Images do not belong in the copy. Retype all the entries below exactly.

[Start of Data for this task]

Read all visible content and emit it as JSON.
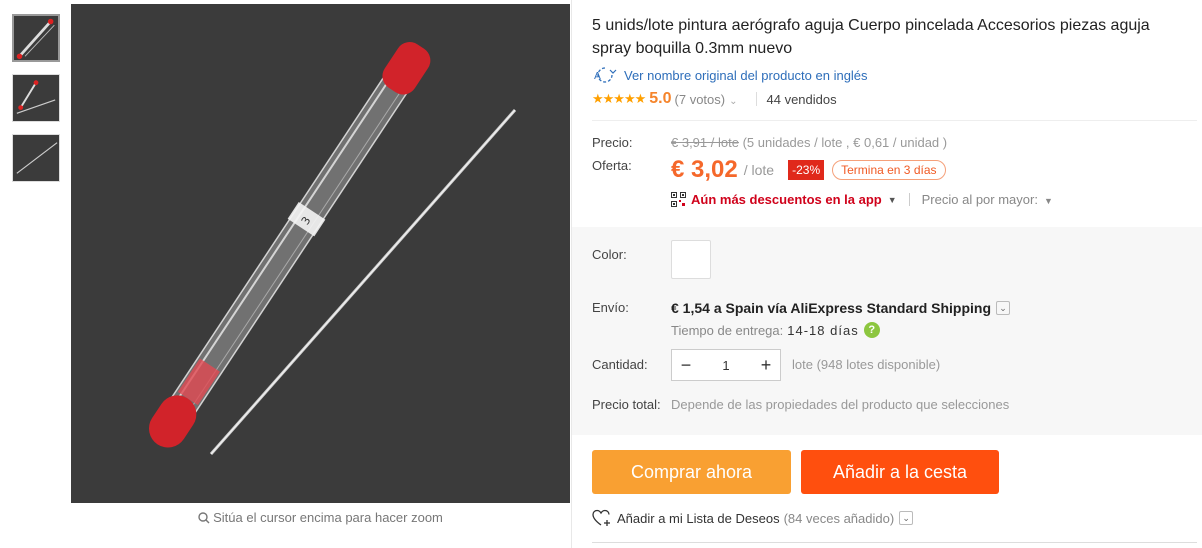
{
  "gallery": {
    "zoom_hint": "Sitúa el cursor encima para hacer zoom"
  },
  "product": {
    "title": "5 unids/lote pintura aerógrafo aguja Cuerpo pincelada Accesorios piezas aguja spray boquilla 0.3mm nuevo",
    "original_name_link": "Ver nombre original del producto en inglés",
    "rating": "5.0",
    "stars": "★★★★★",
    "votes": "(7 votos)",
    "sold": "44 vendidos"
  },
  "pricing": {
    "price_label": "Precio:",
    "old_price": "€ 3,91 / lote",
    "old_price_detail": "(5 unidades / lote , € 0,61 / unidad )",
    "offer_label": "Oferta:",
    "offer_price": "€ 3,02",
    "offer_unit": "/ lote",
    "discount": "-23%",
    "ends": "Termina en 3 días",
    "app_discount": "Aún más descuentos en la app",
    "wholesale": "Precio al por mayor:"
  },
  "options": {
    "color_label": "Color:",
    "shipping_label": "Envío:",
    "shipping_text": "€ 1,54 a Spain vía AliExpress Standard Shipping",
    "delivery_label": "Tiempo de entrega:",
    "delivery_days": "14-18 días",
    "quantity_label": "Cantidad:",
    "quantity_value": "1",
    "quantity_note": "lote (948 lotes disponible)",
    "total_label": "Precio total:",
    "total_note": "Depende de las propiedades del producto que selecciones"
  },
  "actions": {
    "buy_now": "Comprar ahora",
    "add_to_cart": "Añadir a la cesta",
    "wishlist": "Añadir a mi Lista de Deseos",
    "wishlist_count": "(84 veces añadido)"
  },
  "colors": {
    "offer": "#f5682b",
    "discount_bg": "#e0291b",
    "buy_now_bg": "#f9a032",
    "cart_bg": "#ff4f0e",
    "link": "#2e6eba",
    "app_link": "#d0021b"
  }
}
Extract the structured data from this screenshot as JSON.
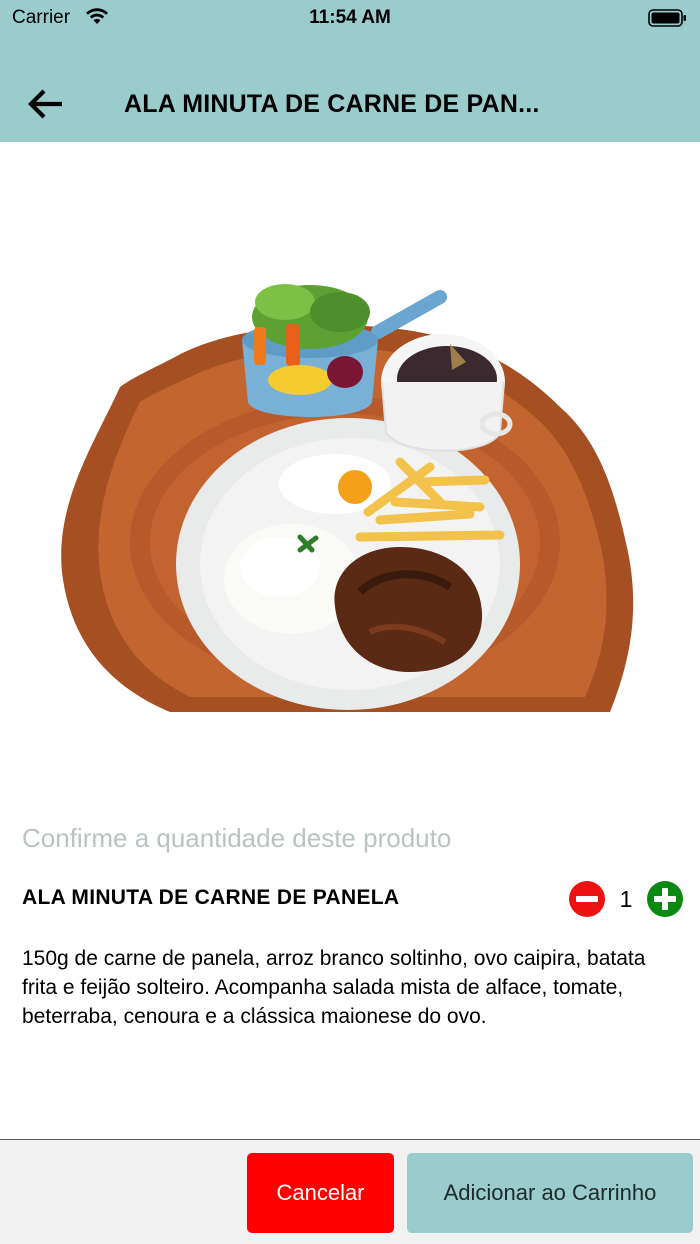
{
  "status_bar": {
    "carrier": "Carrier",
    "time": "11:54 AM",
    "icons": [
      "wifi-icon",
      "battery-icon"
    ]
  },
  "header": {
    "title": "ALA MINUTA DE CARNE DE PAN...",
    "back_icon": "arrow-left-icon",
    "background_color": "#99cccb"
  },
  "product": {
    "image_alt": "food-plate-image",
    "prompt": "Confirme a quantidade deste produto",
    "name": "ALA MINUTA DE CARNE DE PANELA",
    "quantity": "1",
    "description": "150g de carne de panela, arroz branco soltinho, ovo caipira, batata frita e feijão solteiro. Acompanha salada mista de alface, tomate, beterraba, cenoura e a clássica maionese do ovo."
  },
  "actions": {
    "cancel_label": "Cancelar",
    "add_label": "Adicionar ao Carrinho",
    "cancel_color": "#ff0000",
    "add_color": "#99cccb"
  },
  "colors": {
    "minus": "#ee1111",
    "plus": "#0a8a12"
  }
}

[End of Data for this task]

● Exercise answer
Read all visible content and emit it as JSON.
{
  "gallery": {
    "zoom_hint": "Sitúa el cursor encima para hacer zoom"
  },
  "product": {
    "title": "5 unids/lote pintura aerógrafo aguja Cuerpo pincelada Accesorios piezas aguja spray boquilla 0.3mm nuevo",
    "original_name_link": "Ver nombre original del producto en inglés",
    "rating": "5.0",
    "stars": "★★★★★",
    "votes": "(7 votos)",
    "sold": "44 vendidos"
  },
  "pricing": {
    "price_label": "Precio:",
    "old_price": "€ 3,91 / lote",
    "old_price_detail": "(5 unidades / lote , € 0,61 / unidad )",
    "offer_label": "Oferta:",
    "offer_price": "€ 3,02",
    "offer_unit": "/ lote",
    "discount": "-23%",
    "ends": "Termina en 3 días",
    "app_discount": "Aún más descuentos en la app",
    "wholesale": "Precio al por mayor:"
  },
  "options": {
    "color_label": "Color:",
    "shipping_label": "Envío:",
    "shipping_text": "€ 1,54 a Spain vía AliExpress Standard Shipping",
    "delivery_label": "Tiempo de entrega:",
    "delivery_days": "14-18 días",
    "quantity_label": "Cantidad:",
    "quantity_value": "1",
    "quantity_note": "lote (948 lotes disponible)",
    "total_label": "Precio total:",
    "total_note": "Depende de las propiedades del producto que selecciones"
  },
  "actions": {
    "buy_now": "Comprar ahora",
    "add_to_cart": "Añadir a la cesta",
    "wishlist": "Añadir a mi Lista de Deseos",
    "wishlist_count": "(84 veces añadido)"
  },
  "colors": {
    "offer": "#f5682b",
    "discount_bg": "#e0291b",
    "buy_now_bg": "#f9a032",
    "cart_bg": "#ff4f0e",
    "link": "#2e6eba",
    "app_link": "#d0021b"
  }
}
Extract the structured data from this screenshot as JSON.
{
  "status_bar": {
    "carrier": "Carrier",
    "time": "11:54 AM",
    "icons": [
      "wifi-icon",
      "battery-icon"
    ]
  },
  "header": {
    "title": "ALA MINUTA DE CARNE DE PAN...",
    "back_icon": "arrow-left-icon",
    "background_color": "#99cccb"
  },
  "product": {
    "image_alt": "food-plate-image",
    "prompt": "Confirme a quantidade deste produto",
    "name": "ALA MINUTA DE CARNE DE PANELA",
    "quantity": "1",
    "description": "150g de carne de panela, arroz branco soltinho, ovo caipira, batata frita e feijão solteiro. Acompanha salada mista de alface, tomate, beterraba, cenoura e a clássica maionese do ovo."
  },
  "actions": {
    "cancel_label": "Cancelar",
    "add_label": "Adicionar ao Carrinho",
    "cancel_color": "#ff0000",
    "add_color": "#99cccb"
  },
  "colors": {
    "minus": "#ee1111",
    "plus": "#0a8a12"
  }
}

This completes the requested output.